Restate the full set of records exactly, word for word.

━━━━━━━━━━━━━━━━━━━━

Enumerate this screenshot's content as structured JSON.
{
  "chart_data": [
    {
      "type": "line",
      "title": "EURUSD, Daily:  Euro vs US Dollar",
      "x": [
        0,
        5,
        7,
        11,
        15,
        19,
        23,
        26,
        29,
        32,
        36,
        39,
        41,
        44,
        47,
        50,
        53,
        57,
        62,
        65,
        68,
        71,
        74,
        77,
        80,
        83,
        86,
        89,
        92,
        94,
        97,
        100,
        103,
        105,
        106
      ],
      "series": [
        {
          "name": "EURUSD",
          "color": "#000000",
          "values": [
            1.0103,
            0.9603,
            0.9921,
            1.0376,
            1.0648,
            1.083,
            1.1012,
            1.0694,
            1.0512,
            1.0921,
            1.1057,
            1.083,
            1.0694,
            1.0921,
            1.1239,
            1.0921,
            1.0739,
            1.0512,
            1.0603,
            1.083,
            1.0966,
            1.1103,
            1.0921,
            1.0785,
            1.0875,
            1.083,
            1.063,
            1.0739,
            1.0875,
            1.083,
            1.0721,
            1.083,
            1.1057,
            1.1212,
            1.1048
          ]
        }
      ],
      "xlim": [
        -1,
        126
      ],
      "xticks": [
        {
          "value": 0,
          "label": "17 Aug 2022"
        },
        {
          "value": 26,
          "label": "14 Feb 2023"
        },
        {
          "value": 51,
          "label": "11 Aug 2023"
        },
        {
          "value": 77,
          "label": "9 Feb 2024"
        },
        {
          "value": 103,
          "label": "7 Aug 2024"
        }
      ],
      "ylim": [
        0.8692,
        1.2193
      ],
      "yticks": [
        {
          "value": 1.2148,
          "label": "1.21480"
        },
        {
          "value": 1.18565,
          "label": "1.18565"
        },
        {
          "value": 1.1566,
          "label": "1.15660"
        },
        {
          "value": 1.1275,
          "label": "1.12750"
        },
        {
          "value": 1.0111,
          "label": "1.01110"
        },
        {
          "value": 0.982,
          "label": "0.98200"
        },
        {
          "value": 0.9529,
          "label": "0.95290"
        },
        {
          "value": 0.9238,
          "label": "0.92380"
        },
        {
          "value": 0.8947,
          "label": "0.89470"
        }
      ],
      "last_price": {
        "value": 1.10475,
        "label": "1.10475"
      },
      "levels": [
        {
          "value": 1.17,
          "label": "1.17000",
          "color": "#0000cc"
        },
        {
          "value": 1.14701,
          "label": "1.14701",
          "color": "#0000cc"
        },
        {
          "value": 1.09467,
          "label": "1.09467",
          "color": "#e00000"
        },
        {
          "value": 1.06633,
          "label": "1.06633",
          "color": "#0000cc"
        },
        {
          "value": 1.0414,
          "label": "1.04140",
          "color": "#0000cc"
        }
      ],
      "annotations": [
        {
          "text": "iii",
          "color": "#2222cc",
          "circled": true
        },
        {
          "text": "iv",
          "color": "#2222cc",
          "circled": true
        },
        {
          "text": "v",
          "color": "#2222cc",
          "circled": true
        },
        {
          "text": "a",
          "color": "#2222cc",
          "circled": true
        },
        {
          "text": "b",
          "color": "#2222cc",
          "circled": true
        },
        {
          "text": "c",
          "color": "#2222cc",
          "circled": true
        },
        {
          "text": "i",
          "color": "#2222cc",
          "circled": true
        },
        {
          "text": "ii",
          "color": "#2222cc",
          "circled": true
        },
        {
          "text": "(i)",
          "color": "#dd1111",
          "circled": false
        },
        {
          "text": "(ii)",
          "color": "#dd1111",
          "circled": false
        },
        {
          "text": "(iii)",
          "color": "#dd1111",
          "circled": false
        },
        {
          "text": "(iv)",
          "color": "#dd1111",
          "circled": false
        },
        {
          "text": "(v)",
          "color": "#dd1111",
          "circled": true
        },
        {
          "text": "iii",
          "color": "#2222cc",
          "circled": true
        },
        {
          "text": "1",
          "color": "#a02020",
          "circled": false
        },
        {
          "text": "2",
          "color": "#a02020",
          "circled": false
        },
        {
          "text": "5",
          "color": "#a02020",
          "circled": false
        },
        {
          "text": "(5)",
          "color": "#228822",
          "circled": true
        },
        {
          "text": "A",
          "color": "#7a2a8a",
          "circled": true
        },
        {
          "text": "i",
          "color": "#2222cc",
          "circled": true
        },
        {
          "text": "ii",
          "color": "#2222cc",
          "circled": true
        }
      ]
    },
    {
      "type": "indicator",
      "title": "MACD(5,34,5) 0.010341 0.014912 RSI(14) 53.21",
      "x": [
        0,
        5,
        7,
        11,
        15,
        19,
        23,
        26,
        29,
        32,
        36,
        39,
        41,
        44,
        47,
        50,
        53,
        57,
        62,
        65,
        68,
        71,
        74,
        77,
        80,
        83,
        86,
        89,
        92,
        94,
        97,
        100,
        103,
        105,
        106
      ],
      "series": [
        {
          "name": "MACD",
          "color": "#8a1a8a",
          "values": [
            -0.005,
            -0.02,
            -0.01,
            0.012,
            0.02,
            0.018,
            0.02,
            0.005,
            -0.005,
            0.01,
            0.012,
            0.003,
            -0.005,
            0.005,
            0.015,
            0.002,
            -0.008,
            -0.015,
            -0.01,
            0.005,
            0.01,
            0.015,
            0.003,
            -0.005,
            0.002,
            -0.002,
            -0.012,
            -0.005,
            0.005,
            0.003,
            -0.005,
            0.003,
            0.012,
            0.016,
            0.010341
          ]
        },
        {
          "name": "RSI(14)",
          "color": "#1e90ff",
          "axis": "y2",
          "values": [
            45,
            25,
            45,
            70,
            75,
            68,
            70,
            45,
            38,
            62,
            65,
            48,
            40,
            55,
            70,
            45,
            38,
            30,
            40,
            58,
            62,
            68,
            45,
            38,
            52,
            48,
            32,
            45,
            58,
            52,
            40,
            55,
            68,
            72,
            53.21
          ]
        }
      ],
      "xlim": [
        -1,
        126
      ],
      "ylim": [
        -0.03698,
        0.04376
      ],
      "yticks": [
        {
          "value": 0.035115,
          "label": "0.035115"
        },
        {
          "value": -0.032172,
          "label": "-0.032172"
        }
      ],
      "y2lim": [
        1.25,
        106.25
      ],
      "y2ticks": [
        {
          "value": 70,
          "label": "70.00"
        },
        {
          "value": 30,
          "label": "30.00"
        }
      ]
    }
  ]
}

━━━━━━━━━━━━━━━━━━━━

=== Full solution ===
Enumerate this screenshot's content as structured JSON.
{
  "chart_data": [
    {
      "type": "line",
      "title": "EURUSD, Daily:  Euro vs US Dollar",
      "x": [
        0,
        5,
        7,
        11,
        15,
        19,
        23,
        26,
        29,
        32,
        36,
        39,
        41,
        44,
        47,
        50,
        53,
        57,
        62,
        65,
        68,
        71,
        74,
        77,
        80,
        83,
        86,
        89,
        92,
        94,
        97,
        100,
        103,
        105,
        106
      ],
      "series": [
        {
          "name": "EURUSD",
          "color": "#000000",
          "values": [
            1.0103,
            0.9603,
            0.9921,
            1.0376,
            1.0648,
            1.083,
            1.1012,
            1.0694,
            1.0512,
            1.0921,
            1.1057,
            1.083,
            1.0694,
            1.0921,
            1.1239,
            1.0921,
            1.0739,
            1.0512,
            1.0603,
            1.083,
            1.0966,
            1.1103,
            1.0921,
            1.0785,
            1.0875,
            1.083,
            1.063,
            1.0739,
            1.0875,
            1.083,
            1.0721,
            1.083,
            1.1057,
            1.1212,
            1.1048
          ]
        }
      ],
      "xlim": [
        -1,
        126
      ],
      "xticks": [
        {
          "value": 0,
          "label": "17 Aug 2022"
        },
        {
          "value": 26,
          "label": "14 Feb 2023"
        },
        {
          "value": 51,
          "label": "11 Aug 2023"
        },
        {
          "value": 77,
          "label": "9 Feb 2024"
        },
        {
          "value": 103,
          "label": "7 Aug 2024"
        }
      ],
      "ylim": [
        0.8692,
        1.2193
      ],
      "yticks": [
        {
          "value": 1.2148,
          "label": "1.21480"
        },
        {
          "value": 1.18565,
          "label": "1.18565"
        },
        {
          "value": 1.1566,
          "label": "1.15660"
        },
        {
          "value": 1.1275,
          "label": "1.12750"
        },
        {
          "value": 1.0111,
          "label": "1.01110"
        },
        {
          "value": 0.982,
          "label": "0.98200"
        },
        {
          "value": 0.9529,
          "label": "0.95290"
        },
        {
          "value": 0.9238,
          "label": "0.92380"
        },
        {
          "value": 0.8947,
          "label": "0.89470"
        }
      ],
      "last_price": {
        "value": 1.10475,
        "label": "1.10475"
      },
      "levels": [
        {
          "value": 1.17,
          "label": "1.17000",
          "color": "#0000cc"
        },
        {
          "value": 1.14701,
          "label": "1.14701",
          "color": "#0000cc"
        },
        {
          "value": 1.09467,
          "label": "1.09467",
          "color": "#e00000"
        },
        {
          "value": 1.06633,
          "label": "1.06633",
          "color": "#0000cc"
        },
        {
          "value": 1.0414,
          "label": "1.04140",
          "color": "#0000cc"
        }
      ],
      "annotations": [
        {
          "text": "iii",
          "color": "#2222cc",
          "circled": true
        },
        {
          "text": "iv",
          "color": "#2222cc",
          "circled": true
        },
        {
          "text": "v",
          "color": "#2222cc",
          "circled": true
        },
        {
          "text": "a",
          "color": "#2222cc",
          "circled": true
        },
        {
          "text": "b",
          "color": "#2222cc",
          "circled": true
        },
        {
          "text": "c",
          "color": "#2222cc",
          "circled": true
        },
        {
          "text": "i",
          "color": "#2222cc",
          "circled": true
        },
        {
          "text": "ii",
          "color": "#2222cc",
          "circled": true
        },
        {
          "text": "(i)",
          "color": "#dd1111",
          "circled": false
        },
        {
          "text": "(ii)",
          "color": "#dd1111",
          "circled": false
        },
        {
          "text": "(iii)",
          "color": "#dd1111",
          "circled": false
        },
        {
          "text": "(iv)",
          "color": "#dd1111",
          "circled": false
        },
        {
          "text": "(v)",
          "color": "#dd1111",
          "circled": true
        },
        {
          "text": "iii",
          "color": "#2222cc",
          "circled": true
        },
        {
          "text": "1",
          "color": "#a02020",
          "circled": false
        },
        {
          "text": "2",
          "color": "#a02020",
          "circled": false
        },
        {
          "text": "5",
          "color": "#a02020",
          "circled": false
        },
        {
          "text": "(5)",
          "color": "#228822",
          "circled": true
        },
        {
          "text": "A",
          "color": "#7a2a8a",
          "circled": true
        },
        {
          "text": "i",
          "color": "#2222cc",
          "circled": true
        },
        {
          "text": "ii",
          "color": "#2222cc",
          "circled": true
        }
      ]
    },
    {
      "type": "indicator",
      "title": "MACD(5,34,5) 0.010341 0.014912 RSI(14) 53.21",
      "x": [
        0,
        5,
        7,
        11,
        15,
        19,
        23,
        26,
        29,
        32,
        36,
        39,
        41,
        44,
        47,
        50,
        53,
        57,
        62,
        65,
        68,
        71,
        74,
        77,
        80,
        83,
        86,
        89,
        92,
        94,
        97,
        100,
        103,
        105,
        106
      ],
      "series": [
        {
          "name": "MACD",
          "color": "#8a1a8a",
          "values": [
            -0.005,
            -0.02,
            -0.01,
            0.012,
            0.02,
            0.018,
            0.02,
            0.005,
            -0.005,
            0.01,
            0.012,
            0.003,
            -0.005,
            0.005,
            0.015,
            0.002,
            -0.008,
            -0.015,
            -0.01,
            0.005,
            0.01,
            0.015,
            0.003,
            -0.005,
            0.002,
            -0.002,
            -0.012,
            -0.005,
            0.005,
            0.003,
            -0.005,
            0.003,
            0.012,
            0.016,
            0.010341
          ]
        },
        {
          "name": "RSI(14)",
          "color": "#1e90ff",
          "axis": "y2",
          "values": [
            45,
            25,
            45,
            70,
            75,
            68,
            70,
            45,
            38,
            62,
            65,
            48,
            40,
            55,
            70,
            45,
            38,
            30,
            40,
            58,
            62,
            68,
            45,
            38,
            52,
            48,
            32,
            45,
            58,
            52,
            40,
            55,
            68,
            72,
            53.21
          ]
        }
      ],
      "xlim": [
        -1,
        126
      ],
      "ylim": [
        -0.03698,
        0.04376
      ],
      "yticks": [
        {
          "value": 0.035115,
          "label": "0.035115"
        },
        {
          "value": -0.032172,
          "label": "-0.032172"
        }
      ],
      "y2lim": [
        1.25,
        106.25
      ],
      "y2ticks": [
        {
          "value": 70,
          "label": "70.00"
        },
        {
          "value": 30,
          "label": "30.00"
        }
      ]
    }
  ]
}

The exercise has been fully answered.